• _GIVEN EXERCISE_
Gather every line in the records below that contains the word "adjustment".

• _PROVIDED ENTRIES_

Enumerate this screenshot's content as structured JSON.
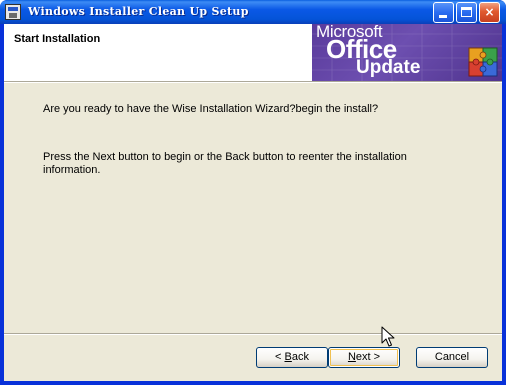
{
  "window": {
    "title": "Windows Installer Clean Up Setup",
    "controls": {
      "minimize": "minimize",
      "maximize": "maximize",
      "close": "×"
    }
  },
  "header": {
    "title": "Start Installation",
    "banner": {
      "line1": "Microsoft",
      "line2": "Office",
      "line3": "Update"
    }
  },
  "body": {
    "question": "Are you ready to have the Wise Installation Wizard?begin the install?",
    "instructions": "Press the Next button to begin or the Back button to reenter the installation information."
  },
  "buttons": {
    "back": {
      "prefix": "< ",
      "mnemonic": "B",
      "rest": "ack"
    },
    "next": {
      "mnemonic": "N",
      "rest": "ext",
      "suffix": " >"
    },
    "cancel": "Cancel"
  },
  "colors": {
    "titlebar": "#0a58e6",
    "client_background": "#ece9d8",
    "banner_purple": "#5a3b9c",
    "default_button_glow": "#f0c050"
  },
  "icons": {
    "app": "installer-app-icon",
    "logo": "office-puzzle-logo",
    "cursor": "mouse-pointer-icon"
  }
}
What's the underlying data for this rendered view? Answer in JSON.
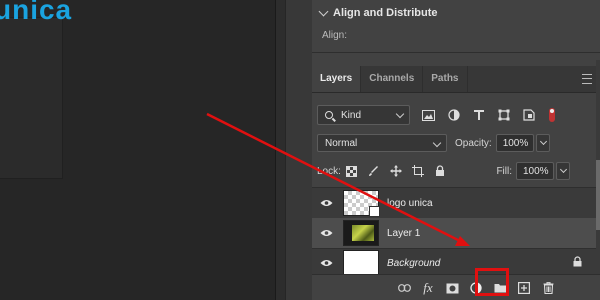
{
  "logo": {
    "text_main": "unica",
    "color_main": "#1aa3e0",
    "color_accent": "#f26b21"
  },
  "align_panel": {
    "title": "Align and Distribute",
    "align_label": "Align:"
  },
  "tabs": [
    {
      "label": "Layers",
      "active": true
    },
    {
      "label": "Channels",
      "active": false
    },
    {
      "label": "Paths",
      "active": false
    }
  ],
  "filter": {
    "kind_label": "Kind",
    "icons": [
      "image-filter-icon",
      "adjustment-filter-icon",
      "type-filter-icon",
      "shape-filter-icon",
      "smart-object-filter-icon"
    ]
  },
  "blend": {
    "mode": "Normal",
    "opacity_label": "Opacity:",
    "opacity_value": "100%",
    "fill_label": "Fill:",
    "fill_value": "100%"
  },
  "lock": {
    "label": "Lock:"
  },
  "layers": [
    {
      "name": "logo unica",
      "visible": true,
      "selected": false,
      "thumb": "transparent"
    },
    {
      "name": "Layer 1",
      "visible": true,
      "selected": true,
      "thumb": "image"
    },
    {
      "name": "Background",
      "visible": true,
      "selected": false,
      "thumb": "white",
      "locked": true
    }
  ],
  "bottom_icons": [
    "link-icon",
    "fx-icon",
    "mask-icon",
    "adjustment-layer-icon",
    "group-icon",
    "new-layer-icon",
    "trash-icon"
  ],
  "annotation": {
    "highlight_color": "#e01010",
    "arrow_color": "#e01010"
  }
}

• _ANSWER BELOW_
      "adjustment-filter-icon",
    "adjustment-layer-icon",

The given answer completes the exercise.